[Stored items]

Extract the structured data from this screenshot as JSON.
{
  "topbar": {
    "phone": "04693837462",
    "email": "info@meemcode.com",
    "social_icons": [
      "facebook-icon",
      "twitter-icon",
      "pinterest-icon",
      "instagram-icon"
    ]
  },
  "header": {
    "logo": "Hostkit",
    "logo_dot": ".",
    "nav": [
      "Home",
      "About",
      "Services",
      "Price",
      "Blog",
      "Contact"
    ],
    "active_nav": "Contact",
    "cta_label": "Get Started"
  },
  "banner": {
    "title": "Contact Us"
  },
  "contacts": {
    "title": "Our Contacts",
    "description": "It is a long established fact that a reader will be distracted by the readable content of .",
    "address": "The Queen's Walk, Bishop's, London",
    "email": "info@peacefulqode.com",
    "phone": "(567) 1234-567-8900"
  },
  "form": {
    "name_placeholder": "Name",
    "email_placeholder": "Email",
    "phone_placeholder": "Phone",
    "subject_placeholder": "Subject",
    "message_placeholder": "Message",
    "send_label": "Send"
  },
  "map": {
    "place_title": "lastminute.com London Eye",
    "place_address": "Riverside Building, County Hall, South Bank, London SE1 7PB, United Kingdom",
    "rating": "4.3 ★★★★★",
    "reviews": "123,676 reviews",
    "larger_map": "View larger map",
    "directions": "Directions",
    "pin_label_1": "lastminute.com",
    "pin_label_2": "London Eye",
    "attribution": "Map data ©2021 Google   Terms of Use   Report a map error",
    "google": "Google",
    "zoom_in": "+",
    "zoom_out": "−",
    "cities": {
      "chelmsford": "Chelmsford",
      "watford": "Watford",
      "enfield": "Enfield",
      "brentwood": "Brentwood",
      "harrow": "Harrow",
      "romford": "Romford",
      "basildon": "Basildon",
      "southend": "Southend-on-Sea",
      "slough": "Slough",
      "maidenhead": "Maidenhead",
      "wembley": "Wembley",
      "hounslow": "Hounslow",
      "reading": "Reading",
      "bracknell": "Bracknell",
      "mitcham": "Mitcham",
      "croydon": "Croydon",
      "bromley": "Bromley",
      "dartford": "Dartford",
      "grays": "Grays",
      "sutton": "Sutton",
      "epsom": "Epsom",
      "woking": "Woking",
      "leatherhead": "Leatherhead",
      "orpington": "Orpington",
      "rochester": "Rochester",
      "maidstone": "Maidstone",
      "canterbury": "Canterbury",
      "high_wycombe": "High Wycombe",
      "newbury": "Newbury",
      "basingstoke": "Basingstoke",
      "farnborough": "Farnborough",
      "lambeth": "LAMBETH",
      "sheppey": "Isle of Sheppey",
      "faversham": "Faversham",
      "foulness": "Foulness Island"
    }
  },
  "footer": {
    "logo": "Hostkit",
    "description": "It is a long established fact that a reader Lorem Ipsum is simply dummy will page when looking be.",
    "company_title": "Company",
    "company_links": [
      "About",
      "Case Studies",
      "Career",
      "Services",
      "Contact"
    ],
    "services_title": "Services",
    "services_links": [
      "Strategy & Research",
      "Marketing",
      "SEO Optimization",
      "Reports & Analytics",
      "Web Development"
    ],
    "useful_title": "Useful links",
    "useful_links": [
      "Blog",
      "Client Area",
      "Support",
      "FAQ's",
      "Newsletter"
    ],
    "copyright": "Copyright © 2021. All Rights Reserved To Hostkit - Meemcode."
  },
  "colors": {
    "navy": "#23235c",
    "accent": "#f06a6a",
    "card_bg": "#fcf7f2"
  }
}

[What this task involves]
Give back the whole listing, word for word.

[Full response]
Extract the structured data from this screenshot as JSON.
{
  "topbar": {
    "phone": "04693837462",
    "email": "info@meemcode.com",
    "social_icons": [
      "facebook-icon",
      "twitter-icon",
      "pinterest-icon",
      "instagram-icon"
    ]
  },
  "header": {
    "logo": "Hostkit",
    "logo_dot": ".",
    "nav": [
      "Home",
      "About",
      "Services",
      "Price",
      "Blog",
      "Contact"
    ],
    "active_nav": "Contact",
    "cta_label": "Get Started"
  },
  "banner": {
    "title": "Contact Us"
  },
  "contacts": {
    "title": "Our Contacts",
    "description": "It is a long established fact that a reader will be distracted by the readable content of .",
    "address": "The Queen's Walk, Bishop's, London",
    "email": "info@peacefulqode.com",
    "phone": "(567) 1234-567-8900"
  },
  "form": {
    "name_placeholder": "Name",
    "email_placeholder": "Email",
    "phone_placeholder": "Phone",
    "subject_placeholder": "Subject",
    "message_placeholder": "Message",
    "send_label": "Send"
  },
  "map": {
    "place_title": "lastminute.com London Eye",
    "place_address": "Riverside Building, County Hall, South Bank, London SE1 7PB, United Kingdom",
    "rating": "4.3 ★★★★★",
    "reviews": "123,676 reviews",
    "larger_map": "View larger map",
    "directions": "Directions",
    "pin_label_1": "lastminute.com",
    "pin_label_2": "London Eye",
    "attribution": "Map data ©2021 Google   Terms of Use   Report a map error",
    "google": "Google",
    "zoom_in": "+",
    "zoom_out": "−",
    "cities": {
      "chelmsford": "Chelmsford",
      "watford": "Watford",
      "enfield": "Enfield",
      "brentwood": "Brentwood",
      "harrow": "Harrow",
      "romford": "Romford",
      "basildon": "Basildon",
      "southend": "Southend-on-Sea",
      "slough": "Slough",
      "maidenhead": "Maidenhead",
      "wembley": "Wembley",
      "hounslow": "Hounslow",
      "reading": "Reading",
      "bracknell": "Bracknell",
      "mitcham": "Mitcham",
      "croydon": "Croydon",
      "bromley": "Bromley",
      "dartford": "Dartford",
      "grays": "Grays",
      "sutton": "Sutton",
      "epsom": "Epsom",
      "woking": "Woking",
      "leatherhead": "Leatherhead",
      "orpington": "Orpington",
      "rochester": "Rochester",
      "maidstone": "Maidstone",
      "canterbury": "Canterbury",
      "high_wycombe": "High Wycombe",
      "newbury": "Newbury",
      "basingstoke": "Basingstoke",
      "farnborough": "Farnborough",
      "lambeth": "LAMBETH",
      "sheppey": "Isle of Sheppey",
      "faversham": "Faversham",
      "foulness": "Foulness Island"
    }
  },
  "footer": {
    "logo": "Hostkit",
    "description": "It is a long established fact that a reader Lorem Ipsum is simply dummy will page when looking be.",
    "company_title": "Company",
    "company_links": [
      "About",
      "Case Studies",
      "Career",
      "Services",
      "Contact"
    ],
    "services_title": "Services",
    "services_links": [
      "Strategy & Research",
      "Marketing",
      "SEO Optimization",
      "Reports & Analytics",
      "Web Development"
    ],
    "useful_title": "Useful links",
    "useful_links": [
      "Blog",
      "Client Area",
      "Support",
      "FAQ's",
      "Newsletter"
    ],
    "copyright": "Copyright © 2021. All Rights Reserved To Hostkit - Meemcode."
  },
  "colors": {
    "navy": "#23235c",
    "accent": "#f06a6a",
    "card_bg": "#fcf7f2"
  }
}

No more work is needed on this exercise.